§ PASSAGE:
▼▼▼
Exploring Cognitive Aging Using Reference Ability Neural Networks
Funded Grant
Overview
Affiliation
View All
Overview
description
PROJECT SUMMARY: This study focus on the optimal functional and structural imaging characterization of the cognitive aging and preclinical Alzheimer's disease (AD). It has been repeatedly demonstrated that performance across the age span on large batteries of diverse cognitive tests can be parsimoniously represented by a set of four reference abilities: episodic memory, perceptual speed, fluid ability, and vocabulary. In contrast, neuroimaging researchers typically evaluate age differences in neural activation associated with the performance of a single specific task that may or may not be fully representative of these reference abilities. Successful identification of these "reference ability neural networks" may lead to a paradigm shift in research on the neural bases of age differences in cognition by focusing on the broad and replicable aspects common to several tasks rather than the possibly idiosyncratic features of individual tasks. We have identified the latent brain networks associated with each of the four reference abilities across adulthood. While undergoing functional imaging, we tested large group of healthy adults aged 20 to 80 with a series of 12 cognitive tasks that represent the four reference abilities (3 per construct). Using unique expertise in spatial covariance and other analyses of the fMRI imaging data, we have derived 4 latent spatial, brain-wide fMRI networks that are associated with the latent cognitive structure of the reference abilities across adulthood. We are presently following up this group at 5 years and beginning to delineate how expression of these networks changes with aging and with the onset of mild cognitive impairment and AD. We use multimodal imaging to evaluate potential mediators of age and dementia-related differences in the utilization of the networks. These include change in brain volume, cortical thickness, white matter hyperintensity burden; integrity of white matter tracts; resting CBF; and resting BOLD networks. Importantly, we use PET to assess amyloid and tau burden. We now propose to extend the follow up of this important cohort to 10 years. The proposed study develops a completely new imaging approach to the study of cognitive aging and preclinical AD and is also unique in its age span. It has the potential to provide key insights into the nature and causes of the neural changes that underlie cognitive aging and to more accurately describe the preclinical phase of AD.
▲▲▲
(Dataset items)
▼▼▼
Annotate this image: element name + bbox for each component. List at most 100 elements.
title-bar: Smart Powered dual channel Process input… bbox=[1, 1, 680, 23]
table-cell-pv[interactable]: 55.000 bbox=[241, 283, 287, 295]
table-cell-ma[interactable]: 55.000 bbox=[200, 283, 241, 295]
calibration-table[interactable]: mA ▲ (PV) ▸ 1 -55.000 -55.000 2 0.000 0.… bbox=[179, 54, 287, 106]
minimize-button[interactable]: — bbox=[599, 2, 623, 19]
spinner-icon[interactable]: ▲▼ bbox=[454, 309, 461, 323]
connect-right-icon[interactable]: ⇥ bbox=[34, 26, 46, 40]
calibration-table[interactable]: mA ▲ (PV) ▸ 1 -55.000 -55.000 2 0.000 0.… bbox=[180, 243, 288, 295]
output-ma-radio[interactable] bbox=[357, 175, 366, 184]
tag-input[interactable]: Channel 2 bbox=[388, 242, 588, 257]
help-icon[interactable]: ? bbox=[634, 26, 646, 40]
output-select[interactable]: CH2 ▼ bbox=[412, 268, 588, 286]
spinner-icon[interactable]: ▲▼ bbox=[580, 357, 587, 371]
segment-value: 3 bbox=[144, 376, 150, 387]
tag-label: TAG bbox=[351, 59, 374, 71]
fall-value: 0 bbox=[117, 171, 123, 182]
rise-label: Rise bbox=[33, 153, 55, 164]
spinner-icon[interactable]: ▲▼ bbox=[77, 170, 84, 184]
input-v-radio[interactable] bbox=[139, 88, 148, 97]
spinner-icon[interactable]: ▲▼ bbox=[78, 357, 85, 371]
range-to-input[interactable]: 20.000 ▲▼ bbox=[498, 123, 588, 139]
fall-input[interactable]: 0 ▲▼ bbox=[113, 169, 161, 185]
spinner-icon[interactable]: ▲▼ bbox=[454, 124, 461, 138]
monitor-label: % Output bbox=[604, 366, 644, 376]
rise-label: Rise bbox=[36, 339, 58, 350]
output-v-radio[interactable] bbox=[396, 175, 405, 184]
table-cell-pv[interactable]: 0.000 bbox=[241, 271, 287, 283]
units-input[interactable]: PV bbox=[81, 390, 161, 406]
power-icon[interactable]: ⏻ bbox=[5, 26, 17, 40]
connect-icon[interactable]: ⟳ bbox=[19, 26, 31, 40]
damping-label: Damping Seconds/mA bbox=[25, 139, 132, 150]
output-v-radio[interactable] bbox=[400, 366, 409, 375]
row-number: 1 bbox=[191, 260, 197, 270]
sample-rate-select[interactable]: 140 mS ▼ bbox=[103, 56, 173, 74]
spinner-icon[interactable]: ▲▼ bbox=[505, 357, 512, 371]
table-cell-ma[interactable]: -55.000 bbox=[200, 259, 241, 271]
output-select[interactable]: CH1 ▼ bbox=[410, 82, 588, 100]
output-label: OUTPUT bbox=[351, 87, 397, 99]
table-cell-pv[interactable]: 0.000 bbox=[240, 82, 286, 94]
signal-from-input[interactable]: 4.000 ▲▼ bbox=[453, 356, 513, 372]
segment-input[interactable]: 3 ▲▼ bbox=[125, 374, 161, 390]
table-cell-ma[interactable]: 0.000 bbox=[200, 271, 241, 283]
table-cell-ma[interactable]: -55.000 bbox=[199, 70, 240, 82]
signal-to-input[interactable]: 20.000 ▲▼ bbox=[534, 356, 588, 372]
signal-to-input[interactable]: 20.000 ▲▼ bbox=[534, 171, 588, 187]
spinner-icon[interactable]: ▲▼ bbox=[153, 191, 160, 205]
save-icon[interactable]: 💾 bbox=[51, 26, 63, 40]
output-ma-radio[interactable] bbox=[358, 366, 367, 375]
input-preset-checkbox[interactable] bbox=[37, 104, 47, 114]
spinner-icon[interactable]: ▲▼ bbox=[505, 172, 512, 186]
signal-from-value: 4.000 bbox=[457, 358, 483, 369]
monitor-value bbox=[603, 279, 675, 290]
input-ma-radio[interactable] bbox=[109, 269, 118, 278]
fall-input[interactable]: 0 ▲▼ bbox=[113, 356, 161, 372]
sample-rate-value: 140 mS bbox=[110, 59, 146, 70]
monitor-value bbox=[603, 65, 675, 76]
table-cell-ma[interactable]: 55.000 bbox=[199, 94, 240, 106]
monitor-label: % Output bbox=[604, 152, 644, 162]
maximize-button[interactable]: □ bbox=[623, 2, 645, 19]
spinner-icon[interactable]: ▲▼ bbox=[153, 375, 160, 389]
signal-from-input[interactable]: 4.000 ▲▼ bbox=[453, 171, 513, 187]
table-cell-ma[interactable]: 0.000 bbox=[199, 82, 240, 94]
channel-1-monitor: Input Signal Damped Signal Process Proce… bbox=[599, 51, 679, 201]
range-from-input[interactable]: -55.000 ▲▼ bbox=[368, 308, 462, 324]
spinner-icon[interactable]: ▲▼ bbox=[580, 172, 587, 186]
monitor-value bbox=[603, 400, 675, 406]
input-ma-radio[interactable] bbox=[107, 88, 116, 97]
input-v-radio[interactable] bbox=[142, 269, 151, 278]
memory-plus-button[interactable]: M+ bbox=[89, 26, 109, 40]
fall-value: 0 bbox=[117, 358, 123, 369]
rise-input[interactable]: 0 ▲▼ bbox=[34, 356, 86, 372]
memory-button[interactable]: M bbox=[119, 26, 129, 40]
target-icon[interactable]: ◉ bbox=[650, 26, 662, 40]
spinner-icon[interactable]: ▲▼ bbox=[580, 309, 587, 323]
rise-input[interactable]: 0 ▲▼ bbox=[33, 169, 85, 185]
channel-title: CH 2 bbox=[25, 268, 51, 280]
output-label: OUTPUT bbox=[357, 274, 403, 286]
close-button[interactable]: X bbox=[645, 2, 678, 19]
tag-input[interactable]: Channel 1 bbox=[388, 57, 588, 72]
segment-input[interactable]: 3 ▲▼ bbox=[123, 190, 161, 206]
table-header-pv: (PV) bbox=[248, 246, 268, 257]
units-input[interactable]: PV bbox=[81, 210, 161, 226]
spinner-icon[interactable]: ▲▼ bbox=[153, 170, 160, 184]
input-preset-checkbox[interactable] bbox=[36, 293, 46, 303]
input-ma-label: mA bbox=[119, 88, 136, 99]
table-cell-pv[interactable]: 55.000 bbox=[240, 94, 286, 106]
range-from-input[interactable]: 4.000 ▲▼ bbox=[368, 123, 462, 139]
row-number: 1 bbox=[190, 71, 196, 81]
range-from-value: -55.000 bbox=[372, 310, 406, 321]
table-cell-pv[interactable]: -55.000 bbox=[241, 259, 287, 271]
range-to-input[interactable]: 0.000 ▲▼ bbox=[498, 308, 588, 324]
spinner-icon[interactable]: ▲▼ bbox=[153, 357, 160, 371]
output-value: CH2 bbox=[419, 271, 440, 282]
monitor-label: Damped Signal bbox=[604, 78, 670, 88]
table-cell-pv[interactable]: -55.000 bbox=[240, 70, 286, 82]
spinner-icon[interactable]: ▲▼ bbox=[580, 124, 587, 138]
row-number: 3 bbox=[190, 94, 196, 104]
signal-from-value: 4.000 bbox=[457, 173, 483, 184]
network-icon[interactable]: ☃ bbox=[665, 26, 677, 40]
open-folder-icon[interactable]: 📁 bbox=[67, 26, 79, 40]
▲▲▲
§ YOUR ASSIGNMENT: Write out the complete grant page on cognitive aging word for word. These items have no connection to the grant page on cognitive aging.

§ WRITTEN ANSWER:
Exploring Cognitive Aging Using Reference Ability Neural Networks
Funded Grant
Overview
Affiliation
View All
Overview
description
PROJECT SUMMARY: This study focus on the optimal functional and structural imaging characterization of the cognitive aging and preclinical Alzheimer's disease (AD). It has been repeatedly demonstrated that performance across the age span on large batteries of diverse cognitive tests can be parsimoniously represented by a set of four reference abilities: episodic memory, perceptual speed, fluid ability, and vocabulary. In contrast, neuroimaging researchers typically evaluate age differences in neural activation associated with the performance of a single specific task that may or may not be fully representative of these reference abilities. Successful identification of these "reference ability neural networks" may lead to a paradigm shift in research on the neural bases of age differences in cognition by focusing on the broad and replicable aspects common to several tasks rather than the possibly idiosyncratic features of individual tasks. We have identified the latent brain networks associated with each of the four reference abilities across adulthood. While undergoing functional imaging, we tested large group of healthy adults aged 20 to 80 with a series of 12 cognitive tasks that represent the four reference abilities (3 per construct). Using unique expertise in spatial covariance and other analyses of the fMRI imaging data, we have derived 4 latent spatial, brain-wide fMRI networks that are associated with the latent cognitive structure of the reference abilities across adulthood. We are presently following up this group at 5 years and beginning to delineate how expression of these networks changes with aging and with the onset of mild cognitive impairment and AD. We use multimodal imaging to evaluate potential mediators of age and dementia-related differences in the utilization of the networks. These include change in brain volume, cortical thickness, white matter hyperintensity burden; integrity of white matter tracts; resting CBF; and resting BOLD networks. Importantly, we use PET to assess amyloid and tau burden. We now propose to extend the follow up of this important cohort to 10 years. The proposed study develops a completely new imaging approach to the study of cognitive aging and preclinical AD and is also unique in its age span. It has the potential to provide key insights into the nature and causes of the neural changes that underlie cognitive aging and to more accurately describe the preclinical phase of AD.